- To do -
Report the number of lines that include "name", with no additional text.

— start of Dataset records —

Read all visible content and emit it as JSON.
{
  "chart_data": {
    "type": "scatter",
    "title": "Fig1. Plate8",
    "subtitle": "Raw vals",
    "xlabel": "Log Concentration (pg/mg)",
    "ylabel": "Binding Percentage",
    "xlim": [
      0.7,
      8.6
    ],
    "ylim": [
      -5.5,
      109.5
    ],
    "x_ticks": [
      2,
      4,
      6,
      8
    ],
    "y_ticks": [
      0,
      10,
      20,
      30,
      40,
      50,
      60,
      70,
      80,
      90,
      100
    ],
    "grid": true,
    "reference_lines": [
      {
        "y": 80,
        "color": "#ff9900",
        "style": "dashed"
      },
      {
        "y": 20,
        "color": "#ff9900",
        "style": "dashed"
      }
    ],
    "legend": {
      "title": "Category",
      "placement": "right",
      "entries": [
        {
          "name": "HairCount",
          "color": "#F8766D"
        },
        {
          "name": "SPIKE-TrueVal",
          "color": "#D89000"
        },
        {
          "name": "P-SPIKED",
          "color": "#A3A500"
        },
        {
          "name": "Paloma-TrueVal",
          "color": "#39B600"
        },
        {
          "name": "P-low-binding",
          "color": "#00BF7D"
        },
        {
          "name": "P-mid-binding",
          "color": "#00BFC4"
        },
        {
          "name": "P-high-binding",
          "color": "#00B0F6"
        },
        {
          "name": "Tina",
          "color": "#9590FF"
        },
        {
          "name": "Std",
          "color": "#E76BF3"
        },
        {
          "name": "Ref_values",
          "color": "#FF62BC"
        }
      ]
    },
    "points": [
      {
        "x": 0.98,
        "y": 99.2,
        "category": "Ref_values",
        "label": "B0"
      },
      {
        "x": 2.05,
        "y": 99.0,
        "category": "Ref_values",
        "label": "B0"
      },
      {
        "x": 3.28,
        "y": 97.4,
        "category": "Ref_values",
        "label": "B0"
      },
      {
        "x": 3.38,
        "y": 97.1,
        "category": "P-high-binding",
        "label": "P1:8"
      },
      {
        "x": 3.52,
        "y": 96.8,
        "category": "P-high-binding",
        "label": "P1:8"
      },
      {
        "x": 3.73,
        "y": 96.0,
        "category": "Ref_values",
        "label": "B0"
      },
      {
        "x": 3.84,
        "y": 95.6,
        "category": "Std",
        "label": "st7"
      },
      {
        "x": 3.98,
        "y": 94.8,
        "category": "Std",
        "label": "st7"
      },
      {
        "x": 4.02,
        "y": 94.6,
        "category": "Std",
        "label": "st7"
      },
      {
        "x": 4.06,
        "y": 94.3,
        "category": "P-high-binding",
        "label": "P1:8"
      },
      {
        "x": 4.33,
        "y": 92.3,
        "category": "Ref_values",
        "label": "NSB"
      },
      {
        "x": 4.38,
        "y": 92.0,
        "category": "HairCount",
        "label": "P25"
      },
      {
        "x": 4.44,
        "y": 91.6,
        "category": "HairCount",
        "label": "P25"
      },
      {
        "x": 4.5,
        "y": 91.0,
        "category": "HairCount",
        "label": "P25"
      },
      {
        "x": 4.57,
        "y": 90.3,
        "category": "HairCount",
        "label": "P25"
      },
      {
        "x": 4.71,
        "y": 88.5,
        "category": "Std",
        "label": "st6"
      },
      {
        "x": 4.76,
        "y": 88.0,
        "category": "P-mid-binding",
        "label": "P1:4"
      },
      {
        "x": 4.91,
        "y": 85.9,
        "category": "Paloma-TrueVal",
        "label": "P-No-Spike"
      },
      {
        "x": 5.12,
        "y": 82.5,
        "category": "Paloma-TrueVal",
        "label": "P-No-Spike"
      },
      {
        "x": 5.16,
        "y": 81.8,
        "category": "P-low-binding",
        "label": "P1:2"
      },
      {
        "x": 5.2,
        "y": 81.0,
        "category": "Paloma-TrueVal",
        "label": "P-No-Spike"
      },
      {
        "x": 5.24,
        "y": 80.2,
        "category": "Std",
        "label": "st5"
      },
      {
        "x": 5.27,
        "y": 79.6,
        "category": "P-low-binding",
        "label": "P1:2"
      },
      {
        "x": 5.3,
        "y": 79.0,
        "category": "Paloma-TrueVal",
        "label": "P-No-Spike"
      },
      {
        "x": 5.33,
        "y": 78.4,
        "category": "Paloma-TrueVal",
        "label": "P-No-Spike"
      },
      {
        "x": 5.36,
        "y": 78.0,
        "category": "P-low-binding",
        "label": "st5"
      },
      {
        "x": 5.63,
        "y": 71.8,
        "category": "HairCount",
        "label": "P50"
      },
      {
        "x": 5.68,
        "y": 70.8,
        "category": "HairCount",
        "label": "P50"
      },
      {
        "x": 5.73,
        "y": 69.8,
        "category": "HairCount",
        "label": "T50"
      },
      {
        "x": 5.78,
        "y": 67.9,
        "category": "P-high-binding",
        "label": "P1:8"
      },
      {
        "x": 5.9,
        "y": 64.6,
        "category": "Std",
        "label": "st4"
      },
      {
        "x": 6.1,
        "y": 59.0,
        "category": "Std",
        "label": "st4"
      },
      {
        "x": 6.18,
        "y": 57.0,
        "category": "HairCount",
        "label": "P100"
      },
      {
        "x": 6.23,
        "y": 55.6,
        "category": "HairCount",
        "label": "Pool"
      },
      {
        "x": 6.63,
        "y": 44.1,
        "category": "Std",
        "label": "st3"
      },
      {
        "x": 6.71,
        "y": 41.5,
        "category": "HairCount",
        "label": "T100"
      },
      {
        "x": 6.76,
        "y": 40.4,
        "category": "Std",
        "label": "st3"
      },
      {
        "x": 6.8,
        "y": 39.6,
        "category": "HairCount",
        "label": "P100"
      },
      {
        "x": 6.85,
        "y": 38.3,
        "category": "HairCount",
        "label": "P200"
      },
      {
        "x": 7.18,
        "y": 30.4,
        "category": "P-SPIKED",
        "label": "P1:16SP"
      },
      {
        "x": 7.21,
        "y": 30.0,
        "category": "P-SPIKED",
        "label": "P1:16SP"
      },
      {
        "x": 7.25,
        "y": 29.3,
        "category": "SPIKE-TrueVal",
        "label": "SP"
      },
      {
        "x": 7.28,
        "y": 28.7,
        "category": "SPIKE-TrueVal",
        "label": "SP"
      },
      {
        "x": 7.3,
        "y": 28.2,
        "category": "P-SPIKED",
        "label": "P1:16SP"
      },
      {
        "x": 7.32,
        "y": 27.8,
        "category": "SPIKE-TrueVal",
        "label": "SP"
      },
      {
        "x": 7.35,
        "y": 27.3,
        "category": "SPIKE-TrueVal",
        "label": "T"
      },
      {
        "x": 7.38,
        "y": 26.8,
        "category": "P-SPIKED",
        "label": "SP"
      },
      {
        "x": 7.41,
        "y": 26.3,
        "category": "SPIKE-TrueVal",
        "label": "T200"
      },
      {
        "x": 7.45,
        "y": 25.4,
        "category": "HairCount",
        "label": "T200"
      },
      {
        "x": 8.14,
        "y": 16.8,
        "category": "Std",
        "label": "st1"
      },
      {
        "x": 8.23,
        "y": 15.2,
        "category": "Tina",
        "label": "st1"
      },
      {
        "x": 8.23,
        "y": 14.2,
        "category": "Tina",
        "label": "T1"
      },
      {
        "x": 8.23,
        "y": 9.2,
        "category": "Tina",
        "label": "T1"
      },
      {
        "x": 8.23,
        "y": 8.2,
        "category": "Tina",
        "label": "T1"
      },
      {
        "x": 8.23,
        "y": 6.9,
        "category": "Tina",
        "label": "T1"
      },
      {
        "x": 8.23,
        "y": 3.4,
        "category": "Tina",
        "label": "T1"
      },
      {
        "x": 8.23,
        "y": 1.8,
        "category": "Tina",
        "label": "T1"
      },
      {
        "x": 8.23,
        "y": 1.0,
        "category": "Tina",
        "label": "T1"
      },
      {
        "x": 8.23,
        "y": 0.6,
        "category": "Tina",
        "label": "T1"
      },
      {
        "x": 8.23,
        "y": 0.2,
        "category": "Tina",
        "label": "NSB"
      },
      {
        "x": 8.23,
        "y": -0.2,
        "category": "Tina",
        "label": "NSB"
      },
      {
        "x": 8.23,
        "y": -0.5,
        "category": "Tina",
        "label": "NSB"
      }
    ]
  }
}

— end of Dataset records —

- Solution to the problem -
10